* _WHAT TO WORK ON_
Go through the entries below and collect each line with the string "text" in it.

* _TASK DATA_
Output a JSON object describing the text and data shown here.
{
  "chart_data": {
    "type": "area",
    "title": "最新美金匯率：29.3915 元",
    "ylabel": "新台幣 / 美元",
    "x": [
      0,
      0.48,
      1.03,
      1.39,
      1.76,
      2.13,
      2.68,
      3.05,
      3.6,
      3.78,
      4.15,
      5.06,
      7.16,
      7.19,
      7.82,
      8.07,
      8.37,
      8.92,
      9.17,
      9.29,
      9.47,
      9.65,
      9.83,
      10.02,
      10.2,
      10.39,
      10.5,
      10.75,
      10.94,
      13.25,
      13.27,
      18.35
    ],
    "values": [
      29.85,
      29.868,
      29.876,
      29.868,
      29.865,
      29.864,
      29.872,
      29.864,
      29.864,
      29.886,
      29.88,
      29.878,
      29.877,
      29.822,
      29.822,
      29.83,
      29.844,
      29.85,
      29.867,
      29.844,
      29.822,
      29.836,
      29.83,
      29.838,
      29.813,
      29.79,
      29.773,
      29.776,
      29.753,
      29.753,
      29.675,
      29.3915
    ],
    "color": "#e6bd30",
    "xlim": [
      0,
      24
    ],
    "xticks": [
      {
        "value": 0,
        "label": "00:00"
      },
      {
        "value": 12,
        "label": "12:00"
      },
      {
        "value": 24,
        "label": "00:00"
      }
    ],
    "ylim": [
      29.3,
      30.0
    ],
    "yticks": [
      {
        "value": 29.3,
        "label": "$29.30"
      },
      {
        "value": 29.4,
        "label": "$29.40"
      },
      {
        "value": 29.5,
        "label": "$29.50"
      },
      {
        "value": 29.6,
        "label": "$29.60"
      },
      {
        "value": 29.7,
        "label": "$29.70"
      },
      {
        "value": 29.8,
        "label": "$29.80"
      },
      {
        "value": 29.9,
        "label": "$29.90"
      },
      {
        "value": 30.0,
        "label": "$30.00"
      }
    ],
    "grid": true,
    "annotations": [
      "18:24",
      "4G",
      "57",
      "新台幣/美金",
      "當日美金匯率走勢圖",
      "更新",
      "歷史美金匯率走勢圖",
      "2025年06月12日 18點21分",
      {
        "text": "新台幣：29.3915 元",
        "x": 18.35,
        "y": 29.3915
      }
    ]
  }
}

* _COMPLETE OUTPUT_
Output a JSON object describing the text and data shown here.
        "text": "新台幣：29.3915 元",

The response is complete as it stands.